Stored items:
★ ★ ★ ★ ★ ★ ★
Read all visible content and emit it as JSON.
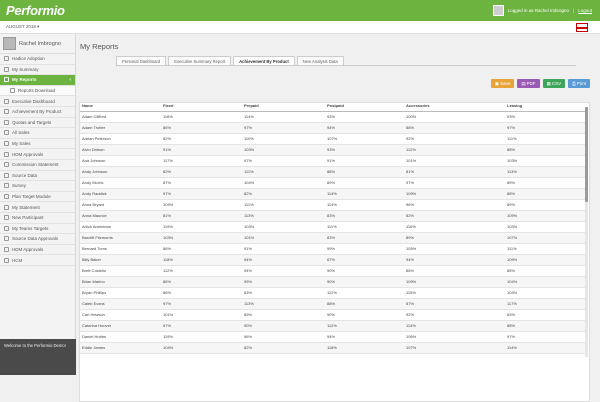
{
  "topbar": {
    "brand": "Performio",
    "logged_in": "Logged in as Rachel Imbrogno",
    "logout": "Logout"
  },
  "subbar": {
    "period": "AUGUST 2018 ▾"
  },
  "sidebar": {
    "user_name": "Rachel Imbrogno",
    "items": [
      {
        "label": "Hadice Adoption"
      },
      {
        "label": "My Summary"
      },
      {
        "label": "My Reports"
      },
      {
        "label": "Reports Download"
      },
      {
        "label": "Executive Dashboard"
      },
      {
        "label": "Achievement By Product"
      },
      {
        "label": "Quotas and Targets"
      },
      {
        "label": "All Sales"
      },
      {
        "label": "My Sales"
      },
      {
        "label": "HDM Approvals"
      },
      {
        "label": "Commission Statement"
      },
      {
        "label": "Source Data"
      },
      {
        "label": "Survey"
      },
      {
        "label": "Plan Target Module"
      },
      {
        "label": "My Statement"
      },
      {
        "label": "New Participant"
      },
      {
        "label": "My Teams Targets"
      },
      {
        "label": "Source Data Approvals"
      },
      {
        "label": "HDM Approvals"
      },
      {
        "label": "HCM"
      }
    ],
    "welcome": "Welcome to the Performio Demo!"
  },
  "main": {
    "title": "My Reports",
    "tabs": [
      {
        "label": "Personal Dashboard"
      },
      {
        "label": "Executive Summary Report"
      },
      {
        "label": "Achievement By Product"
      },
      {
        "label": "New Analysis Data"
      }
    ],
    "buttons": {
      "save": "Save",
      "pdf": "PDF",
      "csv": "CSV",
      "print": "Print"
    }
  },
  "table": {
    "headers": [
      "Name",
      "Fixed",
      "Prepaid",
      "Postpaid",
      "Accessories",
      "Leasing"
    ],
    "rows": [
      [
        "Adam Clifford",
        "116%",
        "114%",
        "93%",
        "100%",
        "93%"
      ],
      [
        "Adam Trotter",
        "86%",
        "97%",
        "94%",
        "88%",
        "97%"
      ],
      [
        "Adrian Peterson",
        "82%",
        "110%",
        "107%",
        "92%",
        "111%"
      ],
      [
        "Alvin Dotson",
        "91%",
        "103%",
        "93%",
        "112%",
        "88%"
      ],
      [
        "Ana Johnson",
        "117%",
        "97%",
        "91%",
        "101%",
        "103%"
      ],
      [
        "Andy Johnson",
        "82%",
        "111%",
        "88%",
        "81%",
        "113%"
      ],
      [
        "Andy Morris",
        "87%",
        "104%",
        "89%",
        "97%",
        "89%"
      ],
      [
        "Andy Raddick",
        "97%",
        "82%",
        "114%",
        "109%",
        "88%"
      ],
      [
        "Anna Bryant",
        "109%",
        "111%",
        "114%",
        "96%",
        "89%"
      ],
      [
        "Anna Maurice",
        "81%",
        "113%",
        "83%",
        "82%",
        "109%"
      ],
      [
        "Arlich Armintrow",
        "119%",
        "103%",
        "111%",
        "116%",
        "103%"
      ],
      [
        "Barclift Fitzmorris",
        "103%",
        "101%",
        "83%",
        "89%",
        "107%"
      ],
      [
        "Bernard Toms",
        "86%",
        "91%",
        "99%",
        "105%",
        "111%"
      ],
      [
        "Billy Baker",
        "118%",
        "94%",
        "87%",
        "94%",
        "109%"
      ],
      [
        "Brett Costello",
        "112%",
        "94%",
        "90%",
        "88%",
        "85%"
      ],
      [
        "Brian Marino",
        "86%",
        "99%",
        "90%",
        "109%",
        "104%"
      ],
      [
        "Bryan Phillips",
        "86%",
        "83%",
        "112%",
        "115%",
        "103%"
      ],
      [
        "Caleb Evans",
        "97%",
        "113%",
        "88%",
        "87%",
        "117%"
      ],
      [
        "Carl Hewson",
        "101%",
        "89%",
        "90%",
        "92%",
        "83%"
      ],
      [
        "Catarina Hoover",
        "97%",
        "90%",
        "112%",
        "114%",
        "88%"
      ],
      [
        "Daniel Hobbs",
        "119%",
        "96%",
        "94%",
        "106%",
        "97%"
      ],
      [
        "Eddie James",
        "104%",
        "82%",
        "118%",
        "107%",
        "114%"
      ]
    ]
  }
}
★ ★ ★ ★ ★ ★ ★
#### EXERCISE
Gather from the data above every line with the string "Performio".

#### OUTPUT FOR THIS EXERCISE
    "brand": "Performio",
    "welcome": "Welcome to the Performio Demo!"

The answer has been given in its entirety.